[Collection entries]
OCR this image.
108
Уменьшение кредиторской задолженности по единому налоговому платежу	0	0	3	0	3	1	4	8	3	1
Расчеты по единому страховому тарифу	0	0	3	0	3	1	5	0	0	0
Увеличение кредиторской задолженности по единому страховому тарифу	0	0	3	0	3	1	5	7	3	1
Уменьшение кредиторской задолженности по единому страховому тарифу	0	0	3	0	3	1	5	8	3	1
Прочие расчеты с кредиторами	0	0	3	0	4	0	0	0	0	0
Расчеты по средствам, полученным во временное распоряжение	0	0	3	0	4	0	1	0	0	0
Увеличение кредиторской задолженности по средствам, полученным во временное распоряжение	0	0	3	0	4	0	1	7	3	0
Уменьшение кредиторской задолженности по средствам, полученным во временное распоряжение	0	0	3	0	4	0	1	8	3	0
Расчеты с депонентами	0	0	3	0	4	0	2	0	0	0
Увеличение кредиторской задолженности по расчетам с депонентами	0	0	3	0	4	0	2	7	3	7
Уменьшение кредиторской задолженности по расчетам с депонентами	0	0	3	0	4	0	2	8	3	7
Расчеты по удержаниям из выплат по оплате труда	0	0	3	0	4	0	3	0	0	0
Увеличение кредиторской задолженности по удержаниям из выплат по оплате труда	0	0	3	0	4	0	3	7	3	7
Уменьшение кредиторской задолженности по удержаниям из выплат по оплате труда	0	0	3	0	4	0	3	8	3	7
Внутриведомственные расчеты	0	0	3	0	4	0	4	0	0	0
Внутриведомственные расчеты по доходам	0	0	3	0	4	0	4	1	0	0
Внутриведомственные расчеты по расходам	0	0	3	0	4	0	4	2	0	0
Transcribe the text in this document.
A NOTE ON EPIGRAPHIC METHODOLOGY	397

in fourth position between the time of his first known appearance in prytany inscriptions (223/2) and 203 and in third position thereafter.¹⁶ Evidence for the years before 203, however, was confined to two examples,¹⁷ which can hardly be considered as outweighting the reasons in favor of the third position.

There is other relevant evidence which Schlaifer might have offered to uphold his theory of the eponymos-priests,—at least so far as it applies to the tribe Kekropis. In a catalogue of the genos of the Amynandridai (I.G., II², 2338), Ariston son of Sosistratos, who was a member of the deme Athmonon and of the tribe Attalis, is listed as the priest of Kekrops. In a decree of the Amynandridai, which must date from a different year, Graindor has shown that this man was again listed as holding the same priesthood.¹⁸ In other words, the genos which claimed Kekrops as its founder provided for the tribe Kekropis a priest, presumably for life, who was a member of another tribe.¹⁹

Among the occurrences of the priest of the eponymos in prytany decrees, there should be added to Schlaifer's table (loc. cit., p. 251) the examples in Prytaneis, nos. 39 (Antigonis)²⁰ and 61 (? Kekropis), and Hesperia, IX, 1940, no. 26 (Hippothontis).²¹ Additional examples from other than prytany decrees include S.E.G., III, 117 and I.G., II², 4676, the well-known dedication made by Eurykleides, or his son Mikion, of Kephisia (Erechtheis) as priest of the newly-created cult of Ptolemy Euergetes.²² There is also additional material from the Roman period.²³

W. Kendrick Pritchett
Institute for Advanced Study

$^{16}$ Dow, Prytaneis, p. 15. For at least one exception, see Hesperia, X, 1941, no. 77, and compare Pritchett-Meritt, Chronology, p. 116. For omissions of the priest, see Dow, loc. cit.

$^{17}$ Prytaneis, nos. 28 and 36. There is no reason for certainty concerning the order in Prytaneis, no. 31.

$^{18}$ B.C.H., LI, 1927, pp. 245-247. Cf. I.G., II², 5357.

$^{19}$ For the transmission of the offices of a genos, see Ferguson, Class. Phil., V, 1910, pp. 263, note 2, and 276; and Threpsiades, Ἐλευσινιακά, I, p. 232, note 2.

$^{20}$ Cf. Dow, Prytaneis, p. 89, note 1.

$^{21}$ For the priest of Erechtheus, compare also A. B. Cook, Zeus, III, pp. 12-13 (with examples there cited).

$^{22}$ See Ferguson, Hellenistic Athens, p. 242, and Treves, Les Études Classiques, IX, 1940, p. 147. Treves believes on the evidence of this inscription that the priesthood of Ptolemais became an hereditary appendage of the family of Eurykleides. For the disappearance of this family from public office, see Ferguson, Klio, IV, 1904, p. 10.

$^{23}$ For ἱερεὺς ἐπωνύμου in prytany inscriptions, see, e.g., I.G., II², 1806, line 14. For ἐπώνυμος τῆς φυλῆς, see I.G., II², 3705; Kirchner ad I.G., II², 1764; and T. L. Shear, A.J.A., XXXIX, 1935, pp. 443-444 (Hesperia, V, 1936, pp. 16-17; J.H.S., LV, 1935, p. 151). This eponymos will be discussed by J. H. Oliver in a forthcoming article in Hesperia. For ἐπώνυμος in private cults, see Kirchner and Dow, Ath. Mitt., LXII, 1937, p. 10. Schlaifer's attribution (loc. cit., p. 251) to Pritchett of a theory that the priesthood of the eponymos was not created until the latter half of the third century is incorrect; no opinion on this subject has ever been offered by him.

Given problem => Scan the lines for the string "распоряжение". Pick out every line that has it.

Exercise result =>
Расчеты по средствам, полученным во временное распоряжение	0	0	3	0	4	0	1	0	0	0
Увеличение кредиторской задолженности по средствам, полученным во временное распоряжение	0	0	3	0	4	0	1	7	3	0
Уменьшение кредиторской задолженности по средствам, полученным во временное распоряжение	0	0	3	0	4	0	1	8	3	0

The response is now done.